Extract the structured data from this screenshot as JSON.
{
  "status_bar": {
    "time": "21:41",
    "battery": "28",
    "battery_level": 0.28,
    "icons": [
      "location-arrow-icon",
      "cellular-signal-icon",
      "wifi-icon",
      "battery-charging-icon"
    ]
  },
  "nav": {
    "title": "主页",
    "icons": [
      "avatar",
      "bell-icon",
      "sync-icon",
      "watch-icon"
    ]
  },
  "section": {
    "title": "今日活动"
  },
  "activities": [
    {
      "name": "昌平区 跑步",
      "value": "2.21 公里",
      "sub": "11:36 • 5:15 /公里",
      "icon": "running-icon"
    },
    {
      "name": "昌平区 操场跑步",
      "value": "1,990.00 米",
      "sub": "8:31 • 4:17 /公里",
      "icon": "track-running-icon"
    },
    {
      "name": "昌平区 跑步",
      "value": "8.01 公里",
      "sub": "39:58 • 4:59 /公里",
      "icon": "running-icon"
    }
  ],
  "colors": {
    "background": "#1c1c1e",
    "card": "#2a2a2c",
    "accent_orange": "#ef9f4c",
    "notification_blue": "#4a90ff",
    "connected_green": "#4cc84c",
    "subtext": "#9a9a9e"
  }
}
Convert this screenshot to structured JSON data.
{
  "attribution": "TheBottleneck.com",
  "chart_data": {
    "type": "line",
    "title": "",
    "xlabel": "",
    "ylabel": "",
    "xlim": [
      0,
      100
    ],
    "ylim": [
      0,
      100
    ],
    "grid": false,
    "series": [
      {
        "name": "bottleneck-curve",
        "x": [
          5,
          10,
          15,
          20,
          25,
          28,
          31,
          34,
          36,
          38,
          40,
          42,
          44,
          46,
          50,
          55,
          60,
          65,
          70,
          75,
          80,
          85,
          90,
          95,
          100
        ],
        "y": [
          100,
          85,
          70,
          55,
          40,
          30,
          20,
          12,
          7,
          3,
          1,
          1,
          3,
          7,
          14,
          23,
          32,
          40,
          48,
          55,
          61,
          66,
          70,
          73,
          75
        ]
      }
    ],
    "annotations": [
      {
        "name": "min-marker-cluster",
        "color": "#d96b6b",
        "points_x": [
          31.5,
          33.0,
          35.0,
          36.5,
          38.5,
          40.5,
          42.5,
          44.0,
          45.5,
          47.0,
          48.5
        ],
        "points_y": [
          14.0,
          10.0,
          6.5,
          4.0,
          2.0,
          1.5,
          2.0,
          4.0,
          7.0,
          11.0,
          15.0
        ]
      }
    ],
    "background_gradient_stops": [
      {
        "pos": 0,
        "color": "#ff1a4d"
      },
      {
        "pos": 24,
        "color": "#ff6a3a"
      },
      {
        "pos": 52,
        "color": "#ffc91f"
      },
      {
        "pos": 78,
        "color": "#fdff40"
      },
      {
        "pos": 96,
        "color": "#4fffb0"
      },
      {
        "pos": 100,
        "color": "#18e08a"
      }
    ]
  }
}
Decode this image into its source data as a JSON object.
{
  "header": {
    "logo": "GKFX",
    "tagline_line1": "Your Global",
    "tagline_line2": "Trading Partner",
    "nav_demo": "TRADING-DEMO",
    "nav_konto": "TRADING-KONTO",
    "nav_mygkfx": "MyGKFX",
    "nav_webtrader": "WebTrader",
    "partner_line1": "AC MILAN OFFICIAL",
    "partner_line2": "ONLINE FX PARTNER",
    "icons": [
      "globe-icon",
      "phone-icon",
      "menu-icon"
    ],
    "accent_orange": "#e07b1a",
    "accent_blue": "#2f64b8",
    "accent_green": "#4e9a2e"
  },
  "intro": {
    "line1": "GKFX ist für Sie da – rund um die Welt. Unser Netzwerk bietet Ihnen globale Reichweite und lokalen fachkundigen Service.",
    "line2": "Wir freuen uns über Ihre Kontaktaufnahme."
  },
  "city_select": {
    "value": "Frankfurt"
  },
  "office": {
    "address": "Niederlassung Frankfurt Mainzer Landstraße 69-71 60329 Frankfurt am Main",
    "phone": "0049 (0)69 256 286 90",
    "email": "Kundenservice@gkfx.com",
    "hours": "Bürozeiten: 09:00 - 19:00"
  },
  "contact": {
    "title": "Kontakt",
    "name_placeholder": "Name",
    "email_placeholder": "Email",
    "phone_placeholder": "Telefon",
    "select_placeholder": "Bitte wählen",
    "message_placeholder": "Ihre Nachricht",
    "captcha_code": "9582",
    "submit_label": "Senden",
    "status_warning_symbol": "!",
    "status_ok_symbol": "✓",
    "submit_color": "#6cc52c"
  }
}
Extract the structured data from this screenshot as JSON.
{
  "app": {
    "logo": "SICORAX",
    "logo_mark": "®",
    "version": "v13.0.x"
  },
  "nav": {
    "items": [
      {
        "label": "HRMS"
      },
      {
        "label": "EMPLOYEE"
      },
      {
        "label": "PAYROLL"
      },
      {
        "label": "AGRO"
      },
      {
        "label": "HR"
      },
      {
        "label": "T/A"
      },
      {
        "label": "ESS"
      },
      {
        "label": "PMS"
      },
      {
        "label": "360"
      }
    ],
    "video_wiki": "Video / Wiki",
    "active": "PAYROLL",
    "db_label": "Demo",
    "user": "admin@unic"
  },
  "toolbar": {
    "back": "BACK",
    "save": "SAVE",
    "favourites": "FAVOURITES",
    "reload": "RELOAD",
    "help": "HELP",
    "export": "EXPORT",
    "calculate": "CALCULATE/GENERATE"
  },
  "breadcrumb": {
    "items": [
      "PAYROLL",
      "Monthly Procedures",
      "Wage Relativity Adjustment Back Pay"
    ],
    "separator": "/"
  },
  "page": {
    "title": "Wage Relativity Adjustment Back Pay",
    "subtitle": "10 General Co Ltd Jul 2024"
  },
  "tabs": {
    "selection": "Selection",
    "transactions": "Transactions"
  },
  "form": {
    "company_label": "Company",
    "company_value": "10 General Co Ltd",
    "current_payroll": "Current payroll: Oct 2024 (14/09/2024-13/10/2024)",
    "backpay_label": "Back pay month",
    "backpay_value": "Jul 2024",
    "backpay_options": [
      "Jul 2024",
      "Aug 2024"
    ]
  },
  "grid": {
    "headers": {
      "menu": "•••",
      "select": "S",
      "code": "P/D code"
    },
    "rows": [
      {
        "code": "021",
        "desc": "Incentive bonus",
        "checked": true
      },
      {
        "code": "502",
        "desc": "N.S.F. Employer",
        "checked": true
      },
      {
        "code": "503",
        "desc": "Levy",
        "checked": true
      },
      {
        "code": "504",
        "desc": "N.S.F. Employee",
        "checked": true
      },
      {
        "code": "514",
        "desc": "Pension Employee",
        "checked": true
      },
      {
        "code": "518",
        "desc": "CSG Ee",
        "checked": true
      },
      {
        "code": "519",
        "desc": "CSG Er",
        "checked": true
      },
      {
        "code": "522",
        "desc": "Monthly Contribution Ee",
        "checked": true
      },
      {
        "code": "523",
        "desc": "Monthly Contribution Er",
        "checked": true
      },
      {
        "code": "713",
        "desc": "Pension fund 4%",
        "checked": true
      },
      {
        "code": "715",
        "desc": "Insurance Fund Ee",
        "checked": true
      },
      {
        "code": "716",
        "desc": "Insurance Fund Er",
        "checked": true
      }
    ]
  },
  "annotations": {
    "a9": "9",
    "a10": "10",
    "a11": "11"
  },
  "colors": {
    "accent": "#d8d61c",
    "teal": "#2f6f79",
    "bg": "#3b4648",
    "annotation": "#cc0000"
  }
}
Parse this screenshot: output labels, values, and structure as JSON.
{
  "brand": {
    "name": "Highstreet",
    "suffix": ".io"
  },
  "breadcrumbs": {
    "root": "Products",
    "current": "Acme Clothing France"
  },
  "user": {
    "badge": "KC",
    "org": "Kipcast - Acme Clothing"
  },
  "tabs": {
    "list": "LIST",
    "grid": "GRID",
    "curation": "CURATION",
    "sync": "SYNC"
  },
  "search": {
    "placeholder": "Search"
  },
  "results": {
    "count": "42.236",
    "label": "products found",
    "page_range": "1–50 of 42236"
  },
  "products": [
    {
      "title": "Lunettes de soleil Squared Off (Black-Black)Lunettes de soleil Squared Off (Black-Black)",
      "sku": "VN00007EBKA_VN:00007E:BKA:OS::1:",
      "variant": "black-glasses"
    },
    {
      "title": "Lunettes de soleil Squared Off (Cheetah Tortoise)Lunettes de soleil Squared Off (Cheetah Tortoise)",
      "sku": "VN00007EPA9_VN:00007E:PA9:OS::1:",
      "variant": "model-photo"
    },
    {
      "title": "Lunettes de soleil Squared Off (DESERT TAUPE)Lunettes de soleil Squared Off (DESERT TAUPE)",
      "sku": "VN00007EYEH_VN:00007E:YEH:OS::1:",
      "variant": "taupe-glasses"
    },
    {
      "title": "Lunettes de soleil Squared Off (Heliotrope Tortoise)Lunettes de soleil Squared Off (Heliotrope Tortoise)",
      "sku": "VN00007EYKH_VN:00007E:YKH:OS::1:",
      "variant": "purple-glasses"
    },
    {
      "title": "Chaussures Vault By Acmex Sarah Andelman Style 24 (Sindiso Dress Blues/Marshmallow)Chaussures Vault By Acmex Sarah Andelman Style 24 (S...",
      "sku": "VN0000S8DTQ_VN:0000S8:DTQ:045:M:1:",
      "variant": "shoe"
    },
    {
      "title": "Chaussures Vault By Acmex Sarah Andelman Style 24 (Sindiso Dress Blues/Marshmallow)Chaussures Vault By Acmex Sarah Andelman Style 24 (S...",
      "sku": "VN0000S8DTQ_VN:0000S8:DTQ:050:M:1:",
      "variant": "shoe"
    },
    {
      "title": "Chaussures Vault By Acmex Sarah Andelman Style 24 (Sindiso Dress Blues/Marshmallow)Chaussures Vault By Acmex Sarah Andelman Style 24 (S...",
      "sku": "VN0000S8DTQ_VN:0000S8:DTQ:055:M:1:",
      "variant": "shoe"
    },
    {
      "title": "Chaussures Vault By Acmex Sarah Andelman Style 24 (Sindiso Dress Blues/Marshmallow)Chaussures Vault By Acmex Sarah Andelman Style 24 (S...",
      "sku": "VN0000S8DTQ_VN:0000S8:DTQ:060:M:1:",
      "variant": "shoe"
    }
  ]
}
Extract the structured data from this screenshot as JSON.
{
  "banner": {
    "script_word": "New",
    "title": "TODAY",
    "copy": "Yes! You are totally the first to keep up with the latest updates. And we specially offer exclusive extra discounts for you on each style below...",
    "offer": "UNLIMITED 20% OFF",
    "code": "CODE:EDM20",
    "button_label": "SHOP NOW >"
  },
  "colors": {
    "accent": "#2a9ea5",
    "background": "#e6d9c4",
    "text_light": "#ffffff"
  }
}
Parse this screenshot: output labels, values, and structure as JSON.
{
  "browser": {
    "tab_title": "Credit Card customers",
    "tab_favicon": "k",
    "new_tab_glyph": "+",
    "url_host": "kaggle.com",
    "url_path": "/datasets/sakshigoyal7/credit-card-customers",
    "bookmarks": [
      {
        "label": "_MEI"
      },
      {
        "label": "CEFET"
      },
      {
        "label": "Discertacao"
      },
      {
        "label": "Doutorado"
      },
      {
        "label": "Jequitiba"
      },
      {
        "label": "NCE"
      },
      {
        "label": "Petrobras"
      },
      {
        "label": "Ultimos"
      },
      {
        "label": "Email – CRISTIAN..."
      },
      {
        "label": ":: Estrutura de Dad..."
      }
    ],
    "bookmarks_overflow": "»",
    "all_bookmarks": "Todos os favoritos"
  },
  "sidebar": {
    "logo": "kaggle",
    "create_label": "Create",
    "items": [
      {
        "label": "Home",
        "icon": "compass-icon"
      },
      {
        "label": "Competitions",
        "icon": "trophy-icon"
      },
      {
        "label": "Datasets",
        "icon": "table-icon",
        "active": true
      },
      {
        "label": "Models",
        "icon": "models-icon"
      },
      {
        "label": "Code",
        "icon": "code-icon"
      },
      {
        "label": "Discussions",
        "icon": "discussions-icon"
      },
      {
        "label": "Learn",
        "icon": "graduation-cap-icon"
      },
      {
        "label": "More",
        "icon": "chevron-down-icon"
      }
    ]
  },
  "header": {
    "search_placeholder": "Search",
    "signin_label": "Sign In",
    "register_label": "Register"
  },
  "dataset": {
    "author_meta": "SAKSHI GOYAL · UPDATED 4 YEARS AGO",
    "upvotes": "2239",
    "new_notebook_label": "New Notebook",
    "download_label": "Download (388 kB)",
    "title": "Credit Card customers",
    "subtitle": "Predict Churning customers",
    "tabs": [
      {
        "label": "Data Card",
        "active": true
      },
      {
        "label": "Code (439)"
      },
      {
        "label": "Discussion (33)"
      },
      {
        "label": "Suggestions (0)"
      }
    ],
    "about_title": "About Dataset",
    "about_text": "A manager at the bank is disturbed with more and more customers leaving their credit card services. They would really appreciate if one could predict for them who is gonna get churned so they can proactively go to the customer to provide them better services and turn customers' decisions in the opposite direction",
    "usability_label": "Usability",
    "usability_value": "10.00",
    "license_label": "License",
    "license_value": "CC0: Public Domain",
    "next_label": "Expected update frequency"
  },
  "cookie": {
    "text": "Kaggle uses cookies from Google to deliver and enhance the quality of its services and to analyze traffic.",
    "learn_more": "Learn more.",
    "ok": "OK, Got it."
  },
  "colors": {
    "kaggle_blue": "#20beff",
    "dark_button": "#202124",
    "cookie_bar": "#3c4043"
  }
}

▸ What to do:
Search the preceding listing for "soleil" and extract every line where it is found.

▸ Response for this exercise:
      "title": "Lunettes de soleil Squared Off (Black-Black)Lunettes de soleil Squared Off (Black-Black)",
      "title": "Lunettes de soleil Squared Off (Cheetah Tortoise)Lunettes de soleil Squared Off (Cheetah Tortoise)",
      "title": "Lunettes de soleil Squared Off (DESERT TAUPE)Lunettes de soleil Squared Off (DESERT TAUPE)",
      "title": "Lunettes de soleil Squared Off (Heliotrope Tortoise)Lunettes de soleil Squared Off (Heliotrope Tortoise)",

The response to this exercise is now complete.